◆ **The exercise**
Scan the entries below. List each line with "files".
— begin Records to process —
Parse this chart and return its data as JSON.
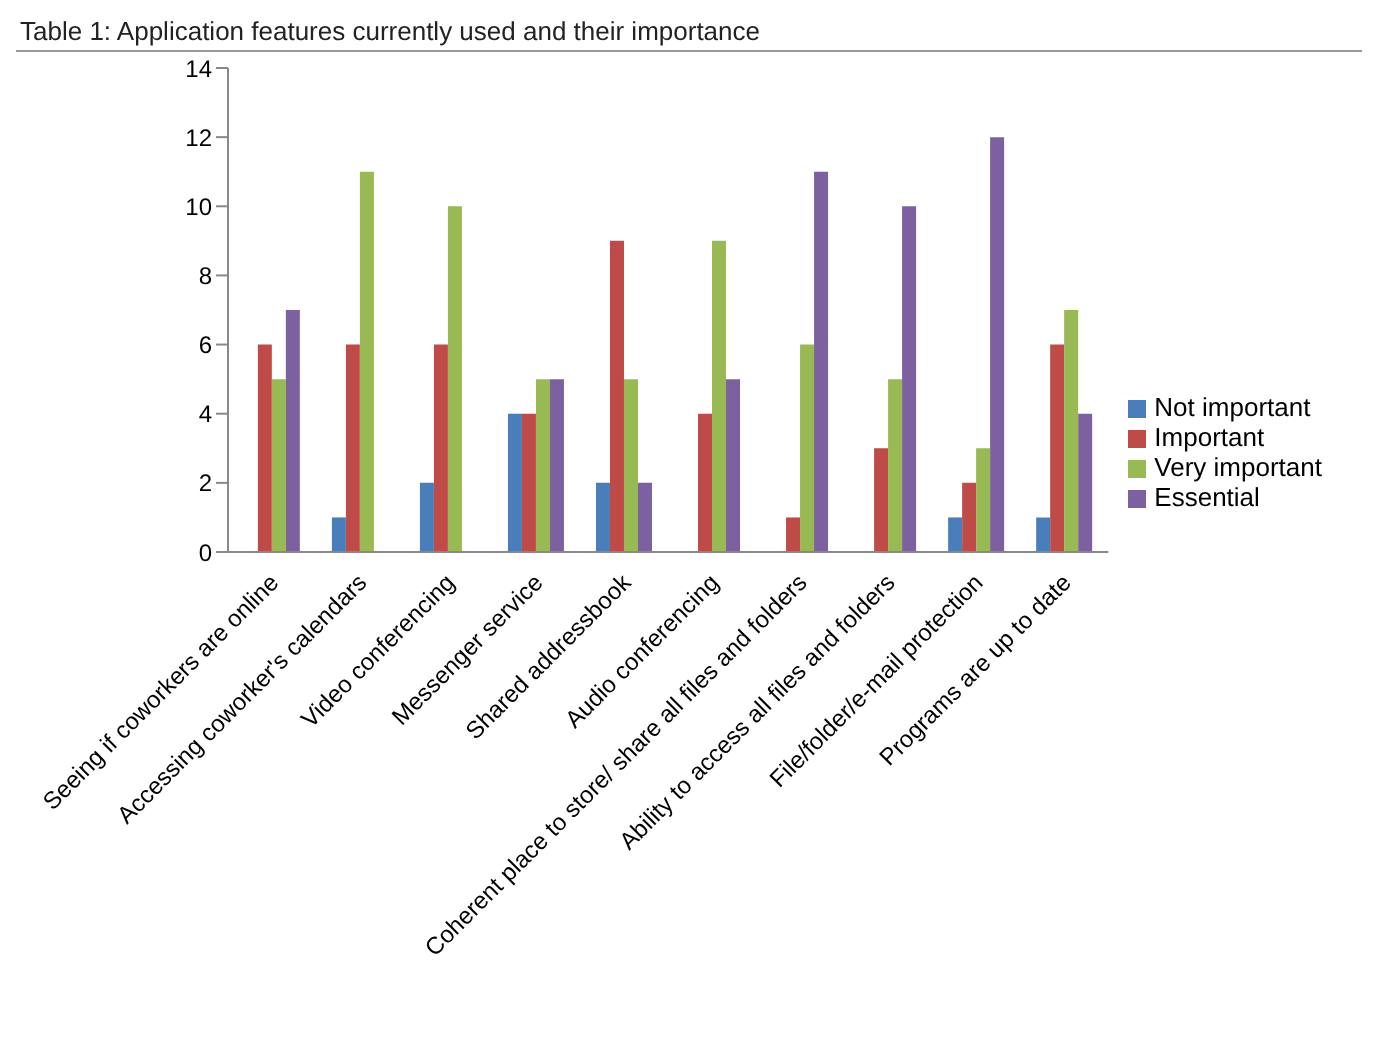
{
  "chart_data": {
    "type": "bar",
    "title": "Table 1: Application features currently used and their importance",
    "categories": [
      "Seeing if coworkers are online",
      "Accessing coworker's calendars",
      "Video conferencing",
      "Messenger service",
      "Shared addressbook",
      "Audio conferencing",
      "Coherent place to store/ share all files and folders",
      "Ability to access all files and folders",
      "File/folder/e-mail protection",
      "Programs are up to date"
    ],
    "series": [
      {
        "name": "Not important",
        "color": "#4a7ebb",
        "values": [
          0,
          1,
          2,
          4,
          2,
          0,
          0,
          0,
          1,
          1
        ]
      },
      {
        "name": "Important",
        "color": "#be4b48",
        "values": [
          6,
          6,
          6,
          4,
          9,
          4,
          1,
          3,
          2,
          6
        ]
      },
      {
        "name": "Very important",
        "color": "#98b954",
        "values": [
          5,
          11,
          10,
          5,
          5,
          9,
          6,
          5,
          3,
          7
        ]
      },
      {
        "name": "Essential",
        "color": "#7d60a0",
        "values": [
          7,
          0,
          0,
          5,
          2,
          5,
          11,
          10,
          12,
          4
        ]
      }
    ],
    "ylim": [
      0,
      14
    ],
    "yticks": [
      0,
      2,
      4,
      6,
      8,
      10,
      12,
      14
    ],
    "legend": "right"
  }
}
— end Records to process —
◆ **Response to this task**
      "Coherent place to store/ share all files and folders",
      "Ability to access all files and folders",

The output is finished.